> [Instruction]
Return the records in full, exactly as given.
-- Start --
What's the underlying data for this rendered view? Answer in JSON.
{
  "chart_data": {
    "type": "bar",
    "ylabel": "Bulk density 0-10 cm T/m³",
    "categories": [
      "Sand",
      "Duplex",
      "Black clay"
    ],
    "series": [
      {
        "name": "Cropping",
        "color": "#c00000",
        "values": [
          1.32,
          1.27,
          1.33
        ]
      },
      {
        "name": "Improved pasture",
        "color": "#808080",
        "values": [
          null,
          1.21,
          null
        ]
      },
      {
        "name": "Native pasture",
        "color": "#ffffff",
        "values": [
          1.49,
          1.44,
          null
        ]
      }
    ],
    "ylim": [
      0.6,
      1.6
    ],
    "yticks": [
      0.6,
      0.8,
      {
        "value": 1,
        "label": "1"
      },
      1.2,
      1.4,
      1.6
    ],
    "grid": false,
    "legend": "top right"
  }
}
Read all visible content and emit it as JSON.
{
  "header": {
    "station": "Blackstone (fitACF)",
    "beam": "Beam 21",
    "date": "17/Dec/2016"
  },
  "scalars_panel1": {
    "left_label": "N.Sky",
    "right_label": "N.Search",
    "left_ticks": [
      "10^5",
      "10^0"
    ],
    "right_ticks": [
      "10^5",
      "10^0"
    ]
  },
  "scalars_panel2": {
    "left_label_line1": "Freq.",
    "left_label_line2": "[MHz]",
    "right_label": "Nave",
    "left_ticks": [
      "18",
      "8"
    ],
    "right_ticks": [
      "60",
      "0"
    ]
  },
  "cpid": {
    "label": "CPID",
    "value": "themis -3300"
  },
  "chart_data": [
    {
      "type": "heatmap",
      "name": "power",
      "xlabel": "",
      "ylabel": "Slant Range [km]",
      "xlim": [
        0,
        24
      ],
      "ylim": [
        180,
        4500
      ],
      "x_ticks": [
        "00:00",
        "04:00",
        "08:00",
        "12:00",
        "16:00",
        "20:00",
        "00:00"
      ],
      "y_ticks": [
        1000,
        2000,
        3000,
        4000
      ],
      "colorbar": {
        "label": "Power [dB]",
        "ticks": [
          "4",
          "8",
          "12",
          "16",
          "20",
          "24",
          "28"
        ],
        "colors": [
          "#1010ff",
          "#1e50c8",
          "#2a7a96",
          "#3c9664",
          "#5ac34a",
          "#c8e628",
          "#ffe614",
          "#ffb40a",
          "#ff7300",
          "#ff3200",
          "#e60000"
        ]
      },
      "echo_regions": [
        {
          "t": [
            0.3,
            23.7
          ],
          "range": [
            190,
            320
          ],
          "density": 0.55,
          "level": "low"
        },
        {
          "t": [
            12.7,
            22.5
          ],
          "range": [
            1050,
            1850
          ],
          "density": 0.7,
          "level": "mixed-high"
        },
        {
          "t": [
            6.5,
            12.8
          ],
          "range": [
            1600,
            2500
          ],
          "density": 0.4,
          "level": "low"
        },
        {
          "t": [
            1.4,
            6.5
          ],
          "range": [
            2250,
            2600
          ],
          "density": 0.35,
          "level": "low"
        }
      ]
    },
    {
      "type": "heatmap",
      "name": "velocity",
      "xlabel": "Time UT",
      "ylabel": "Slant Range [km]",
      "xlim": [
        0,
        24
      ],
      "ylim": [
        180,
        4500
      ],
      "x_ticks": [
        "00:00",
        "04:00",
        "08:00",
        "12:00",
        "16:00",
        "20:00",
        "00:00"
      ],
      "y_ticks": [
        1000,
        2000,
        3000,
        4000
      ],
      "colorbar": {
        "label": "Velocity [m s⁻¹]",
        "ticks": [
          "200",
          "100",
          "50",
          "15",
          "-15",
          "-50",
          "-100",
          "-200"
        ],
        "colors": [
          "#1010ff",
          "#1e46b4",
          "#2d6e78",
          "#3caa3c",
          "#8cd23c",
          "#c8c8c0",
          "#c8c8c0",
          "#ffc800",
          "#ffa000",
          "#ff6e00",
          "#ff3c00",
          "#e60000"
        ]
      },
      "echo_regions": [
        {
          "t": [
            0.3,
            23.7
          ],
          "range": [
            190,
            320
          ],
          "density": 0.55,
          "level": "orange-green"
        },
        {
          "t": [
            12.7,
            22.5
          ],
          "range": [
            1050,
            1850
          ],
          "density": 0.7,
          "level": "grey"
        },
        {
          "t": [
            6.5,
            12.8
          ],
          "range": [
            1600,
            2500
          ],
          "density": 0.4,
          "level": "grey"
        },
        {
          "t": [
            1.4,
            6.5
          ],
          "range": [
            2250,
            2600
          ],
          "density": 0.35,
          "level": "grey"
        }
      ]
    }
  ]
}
-- End --
> [Response for this exercise]
What's the underlying data for this rendered view? Answer in JSON.
{
  "chart_data": {
    "type": "bar",
    "ylabel": "Bulk density 0-10 cm T/m³",
    "categories": [
      "Sand",
      "Duplex",
      "Black clay"
    ],
    "series": [
      {
        "name": "Cropping",
        "color": "#c00000",
        "values": [
          1.32,
          1.27,
          1.33
        ]
      },
      {
        "name": "Improved pasture",
        "color": "#808080",
        "values": [
          null,
          1.21,
          null
        ]
      },
      {
        "name": "Native pasture",
        "color": "#ffffff",
        "values": [
          1.49,
          1.44,
          null
        ]
      }
    ],
    "ylim": [
      0.6,
      1.6
    ],
    "yticks": [
      0.6,
      0.8,
      {
        "value": 1,
        "label": "1"
      },
      1.2,
      1.4,
      1.6
    ],
    "grid": false,
    "legend": "top right"
  }
}
Read all visible content and emit it as JSON.
{
  "header": {
    "station": "Blackstone (fitACF)",
    "beam": "Beam 21",
    "date": "17/Dec/2016"
  },
  "scalars_panel1": {
    "left_label": "N.Sky",
    "right_label": "N.Search",
    "left_ticks": [
      "10^5",
      "10^0"
    ],
    "right_ticks": [
      "10^5",
      "10^0"
    ]
  },
  "scalars_panel2": {
    "left_label_line1": "Freq.",
    "left_label_line2": "[MHz]",
    "right_label": "Nave",
    "left_ticks": [
      "18",
      "8"
    ],
    "right_ticks": [
      "60",
      "0"
    ]
  },
  "cpid": {
    "label": "CPID",
    "value": "themis -3300"
  },
  "chart_data": [
    {
      "type": "heatmap",
      "name": "power",
      "xlabel": "",
      "ylabel": "Slant Range [km]",
      "xlim": [
        0,
        24
      ],
      "ylim": [
        180,
        4500
      ],
      "x_ticks": [
        "00:00",
        "04:00",
        "08:00",
        "12:00",
        "16:00",
        "20:00",
        "00:00"
      ],
      "y_ticks": [
        1000,
        2000,
        3000,
        4000
      ],
      "colorbar": {
        "label": "Power [dB]",
        "ticks": [
          "4",
          "8",
          "12",
          "16",
          "20",
          "24",
          "28"
        ],
        "colors": [
          "#1010ff",
          "#1e50c8",
          "#2a7a96",
          "#3c9664",
          "#5ac34a",
          "#c8e628",
          "#ffe614",
          "#ffb40a",
          "#ff7300",
          "#ff3200",
          "#e60000"
        ]
      },
      "echo_regions": [
        {
          "t": [
            0.3,
            23.7
          ],
          "range": [
            190,
            320
          ],
          "density": 0.55,
          "level": "low"
        },
        {
          "t": [
            12.7,
            22.5
          ],
          "range": [
            1050,
            1850
          ],
          "density": 0.7,
          "level": "mixed-high"
        },
        {
          "t": [
            6.5,
            12.8
          ],
          "range": [
            1600,
            2500
          ],
          "density": 0.4,
          "level": "low"
        },
        {
          "t": [
            1.4,
            6.5
          ],
          "range": [
            2250,
            2600
          ],
          "density": 0.35,
          "level": "low"
        }
      ]
    },
    {
      "type": "heatmap",
      "name": "velocity",
      "xlabel": "Time UT",
      "ylabel": "Slant Range [km]",
      "xlim": [
        0,
        24
      ],
      "ylim": [
        180,
        4500
      ],
      "x_ticks": [
        "00:00",
        "04:00",
        "08:00",
        "12:00",
        "16:00",
        "20:00",
        "00:00"
      ],
      "y_ticks": [
        1000,
        2000,
        3000,
        4000
      ],
      "colorbar": {
        "label": "Velocity [m s⁻¹]",
        "ticks": [
          "200",
          "100",
          "50",
          "15",
          "-15",
          "-50",
          "-100",
          "-200"
        ],
        "colors": [
          "#1010ff",
          "#1e46b4",
          "#2d6e78",
          "#3caa3c",
          "#8cd23c",
          "#c8c8c0",
          "#c8c8c0",
          "#ffc800",
          "#ffa000",
          "#ff6e00",
          "#ff3c00",
          "#e60000"
        ]
      },
      "echo_regions": [
        {
          "t": [
            0.3,
            23.7
          ],
          "range": [
            190,
            320
          ],
          "density": 0.55,
          "level": "orange-green"
        },
        {
          "t": [
            12.7,
            22.5
          ],
          "range": [
            1050,
            1850
          ],
          "density": 0.7,
          "level": "grey"
        },
        {
          "t": [
            6.5,
            12.8
          ],
          "range": [
            1600,
            2500
          ],
          "density": 0.4,
          "level": "grey"
        },
        {
          "t": [
            1.4,
            6.5
          ],
          "range": [
            2250,
            2600
          ],
          "density": 0.35,
          "level": "grey"
        }
      ]
    }
  ]
}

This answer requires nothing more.